[INSTRUCTION] The data below is to be returned in full and exactly.

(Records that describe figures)
↓↓↓

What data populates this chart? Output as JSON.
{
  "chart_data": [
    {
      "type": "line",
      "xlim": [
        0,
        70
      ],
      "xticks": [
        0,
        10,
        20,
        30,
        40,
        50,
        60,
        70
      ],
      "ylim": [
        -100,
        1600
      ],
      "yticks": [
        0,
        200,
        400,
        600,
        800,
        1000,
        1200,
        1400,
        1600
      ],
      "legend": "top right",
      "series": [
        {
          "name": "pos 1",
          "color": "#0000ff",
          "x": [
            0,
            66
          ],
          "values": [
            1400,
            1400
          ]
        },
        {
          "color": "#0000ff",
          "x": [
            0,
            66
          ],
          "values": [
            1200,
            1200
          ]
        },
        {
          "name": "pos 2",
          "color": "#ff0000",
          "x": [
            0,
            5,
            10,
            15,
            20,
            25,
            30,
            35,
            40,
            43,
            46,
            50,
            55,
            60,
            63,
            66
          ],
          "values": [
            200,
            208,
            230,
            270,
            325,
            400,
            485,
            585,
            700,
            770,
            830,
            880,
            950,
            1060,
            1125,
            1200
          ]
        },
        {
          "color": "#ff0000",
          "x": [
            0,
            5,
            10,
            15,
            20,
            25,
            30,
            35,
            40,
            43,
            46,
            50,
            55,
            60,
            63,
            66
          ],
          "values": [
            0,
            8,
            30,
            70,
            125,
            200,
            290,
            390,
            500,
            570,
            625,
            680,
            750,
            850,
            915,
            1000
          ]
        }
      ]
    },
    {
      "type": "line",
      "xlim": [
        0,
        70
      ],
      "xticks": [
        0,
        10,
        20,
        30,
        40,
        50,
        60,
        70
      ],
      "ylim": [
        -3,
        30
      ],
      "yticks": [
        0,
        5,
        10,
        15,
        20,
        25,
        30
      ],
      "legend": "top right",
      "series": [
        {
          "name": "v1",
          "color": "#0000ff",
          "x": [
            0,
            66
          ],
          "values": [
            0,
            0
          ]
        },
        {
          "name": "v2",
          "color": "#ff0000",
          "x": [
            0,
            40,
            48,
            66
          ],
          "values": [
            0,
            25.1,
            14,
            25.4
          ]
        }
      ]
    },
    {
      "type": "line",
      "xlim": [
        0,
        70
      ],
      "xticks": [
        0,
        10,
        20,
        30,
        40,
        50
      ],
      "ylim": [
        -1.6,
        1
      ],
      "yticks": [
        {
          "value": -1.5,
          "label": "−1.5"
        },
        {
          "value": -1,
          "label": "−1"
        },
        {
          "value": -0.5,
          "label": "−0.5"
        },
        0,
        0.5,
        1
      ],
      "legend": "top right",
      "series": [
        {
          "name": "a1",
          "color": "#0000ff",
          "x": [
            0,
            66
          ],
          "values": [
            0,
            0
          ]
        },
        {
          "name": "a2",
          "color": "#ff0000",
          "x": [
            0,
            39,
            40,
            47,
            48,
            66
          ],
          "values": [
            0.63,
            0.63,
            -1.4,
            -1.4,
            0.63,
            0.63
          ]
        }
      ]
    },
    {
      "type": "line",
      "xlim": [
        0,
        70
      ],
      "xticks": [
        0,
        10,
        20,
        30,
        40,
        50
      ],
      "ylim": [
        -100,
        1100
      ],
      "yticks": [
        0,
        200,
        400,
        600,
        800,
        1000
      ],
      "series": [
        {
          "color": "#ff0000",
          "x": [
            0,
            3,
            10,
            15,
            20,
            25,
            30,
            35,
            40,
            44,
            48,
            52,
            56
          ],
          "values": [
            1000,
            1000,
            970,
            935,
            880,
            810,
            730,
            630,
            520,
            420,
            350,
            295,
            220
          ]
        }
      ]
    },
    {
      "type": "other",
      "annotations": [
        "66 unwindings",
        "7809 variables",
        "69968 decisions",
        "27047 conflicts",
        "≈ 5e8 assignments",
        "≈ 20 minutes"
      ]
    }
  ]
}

↑↑↑

[CORRECT RESPONSE]
What data populates this chart? Output as JSON.
{
  "chart_data": [
    {
      "type": "line",
      "xlim": [
        0,
        70
      ],
      "xticks": [
        0,
        10,
        20,
        30,
        40,
        50,
        60,
        70
      ],
      "ylim": [
        -100,
        1600
      ],
      "yticks": [
        0,
        200,
        400,
        600,
        800,
        1000,
        1200,
        1400,
        1600
      ],
      "legend": "top right",
      "series": [
        {
          "name": "pos 1",
          "color": "#0000ff",
          "x": [
            0,
            66
          ],
          "values": [
            1400,
            1400
          ]
        },
        {
          "color": "#0000ff",
          "x": [
            0,
            66
          ],
          "values": [
            1200,
            1200
          ]
        },
        {
          "name": "pos 2",
          "color": "#ff0000",
          "x": [
            0,
            5,
            10,
            15,
            20,
            25,
            30,
            35,
            40,
            43,
            46,
            50,
            55,
            60,
            63,
            66
          ],
          "values": [
            200,
            208,
            230,
            270,
            325,
            400,
            485,
            585,
            700,
            770,
            830,
            880,
            950,
            1060,
            1125,
            1200
          ]
        },
        {
          "color": "#ff0000",
          "x": [
            0,
            5,
            10,
            15,
            20,
            25,
            30,
            35,
            40,
            43,
            46,
            50,
            55,
            60,
            63,
            66
          ],
          "values": [
            0,
            8,
            30,
            70,
            125,
            200,
            290,
            390,
            500,
            570,
            625,
            680,
            750,
            850,
            915,
            1000
          ]
        }
      ]
    },
    {
      "type": "line",
      "xlim": [
        0,
        70
      ],
      "xticks": [
        0,
        10,
        20,
        30,
        40,
        50,
        60,
        70
      ],
      "ylim": [
        -3,
        30
      ],
      "yticks": [
        0,
        5,
        10,
        15,
        20,
        25,
        30
      ],
      "legend": "top right",
      "series": [
        {
          "name": "v1",
          "color": "#0000ff",
          "x": [
            0,
            66
          ],
          "values": [
            0,
            0
          ]
        },
        {
          "name": "v2",
          "color": "#ff0000",
          "x": [
            0,
            40,
            48,
            66
          ],
          "values": [
            0,
            25.1,
            14,
            25.4
          ]
        }
      ]
    },
    {
      "type": "line",
      "xlim": [
        0,
        70
      ],
      "xticks": [
        0,
        10,
        20,
        30,
        40,
        50
      ],
      "ylim": [
        -1.6,
        1
      ],
      "yticks": [
        {
          "value": -1.5,
          "label": "−1.5"
        },
        {
          "value": -1,
          "label": "−1"
        },
        {
          "value": -0.5,
          "label": "−0.5"
        },
        0,
        0.5,
        1
      ],
      "legend": "top right",
      "series": [
        {
          "name": "a1",
          "color": "#0000ff",
          "x": [
            0,
            66
          ],
          "values": [
            0,
            0
          ]
        },
        {
          "name": "a2",
          "color": "#ff0000",
          "x": [
            0,
            39,
            40,
            47,
            48,
            66
          ],
          "values": [
            0.63,
            0.63,
            -1.4,
            -1.4,
            0.63,
            0.63
          ]
        }
      ]
    },
    {
      "type": "line",
      "xlim": [
        0,
        70
      ],
      "xticks": [
        0,
        10,
        20,
        30,
        40,
        50
      ],
      "ylim": [
        -100,
        1100
      ],
      "yticks": [
        0,
        200,
        400,
        600,
        800,
        1000
      ],
      "series": [
        {
          "color": "#ff0000",
          "x": [
            0,
            3,
            10,
            15,
            20,
            25,
            30,
            35,
            40,
            44,
            48,
            52,
            56
          ],
          "values": [
            1000,
            1000,
            970,
            935,
            880,
            810,
            730,
            630,
            520,
            420,
            350,
            295,
            220
          ]
        }
      ]
    },
    {
      "type": "other",
      "annotations": [
        "66 unwindings",
        "7809 variables",
        "69968 decisions",
        "27047 conflicts",
        "≈ 5e8 assignments",
        "≈ 20 minutes"
      ]
    }
  ]
}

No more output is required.